What you will do:
Count how many lines contain "xlabel" and reply with that number only.

Data listing:
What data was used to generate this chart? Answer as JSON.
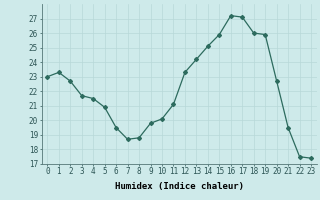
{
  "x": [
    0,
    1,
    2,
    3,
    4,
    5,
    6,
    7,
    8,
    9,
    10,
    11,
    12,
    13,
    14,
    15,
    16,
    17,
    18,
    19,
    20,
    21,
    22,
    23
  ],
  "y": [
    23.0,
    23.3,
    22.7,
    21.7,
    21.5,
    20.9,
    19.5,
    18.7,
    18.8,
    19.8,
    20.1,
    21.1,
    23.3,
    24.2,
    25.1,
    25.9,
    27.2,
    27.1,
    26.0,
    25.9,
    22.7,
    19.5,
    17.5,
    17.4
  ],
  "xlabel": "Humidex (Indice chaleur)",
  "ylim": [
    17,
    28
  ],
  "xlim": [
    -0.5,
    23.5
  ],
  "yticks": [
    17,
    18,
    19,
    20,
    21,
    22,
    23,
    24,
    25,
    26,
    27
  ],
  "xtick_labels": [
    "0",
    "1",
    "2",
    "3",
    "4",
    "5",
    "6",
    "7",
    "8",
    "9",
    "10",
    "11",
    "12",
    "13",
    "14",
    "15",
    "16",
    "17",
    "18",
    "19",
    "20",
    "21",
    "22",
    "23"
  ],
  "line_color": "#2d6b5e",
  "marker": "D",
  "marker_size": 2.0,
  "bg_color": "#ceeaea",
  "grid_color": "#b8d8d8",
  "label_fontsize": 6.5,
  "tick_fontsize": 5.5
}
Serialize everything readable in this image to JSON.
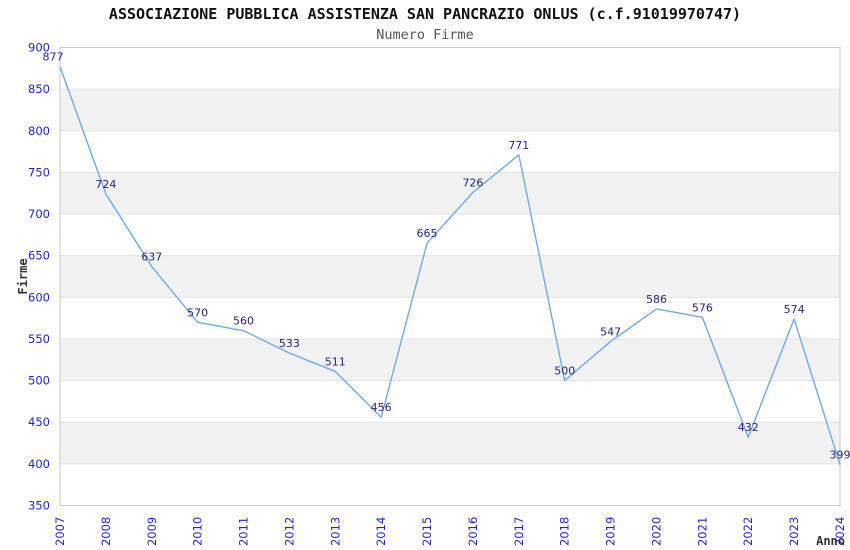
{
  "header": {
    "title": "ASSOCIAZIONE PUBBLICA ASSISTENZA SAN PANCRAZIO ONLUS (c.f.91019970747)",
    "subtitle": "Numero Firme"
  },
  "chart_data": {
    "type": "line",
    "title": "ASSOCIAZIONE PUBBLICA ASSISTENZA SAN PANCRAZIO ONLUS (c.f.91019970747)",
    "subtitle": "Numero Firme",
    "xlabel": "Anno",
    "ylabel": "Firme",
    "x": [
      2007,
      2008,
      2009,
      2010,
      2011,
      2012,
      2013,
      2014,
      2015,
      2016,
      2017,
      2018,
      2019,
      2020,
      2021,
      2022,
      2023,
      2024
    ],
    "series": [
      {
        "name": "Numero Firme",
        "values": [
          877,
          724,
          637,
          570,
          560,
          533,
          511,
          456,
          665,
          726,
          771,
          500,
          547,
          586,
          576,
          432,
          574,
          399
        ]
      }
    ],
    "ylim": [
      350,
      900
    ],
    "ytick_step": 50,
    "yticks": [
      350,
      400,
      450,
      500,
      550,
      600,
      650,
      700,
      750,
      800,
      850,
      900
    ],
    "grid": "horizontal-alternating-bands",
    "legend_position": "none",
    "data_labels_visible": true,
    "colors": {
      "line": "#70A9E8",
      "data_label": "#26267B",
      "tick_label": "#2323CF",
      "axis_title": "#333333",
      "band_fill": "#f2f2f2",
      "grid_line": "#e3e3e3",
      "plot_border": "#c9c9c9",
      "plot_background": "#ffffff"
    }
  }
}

Finished exercise:
2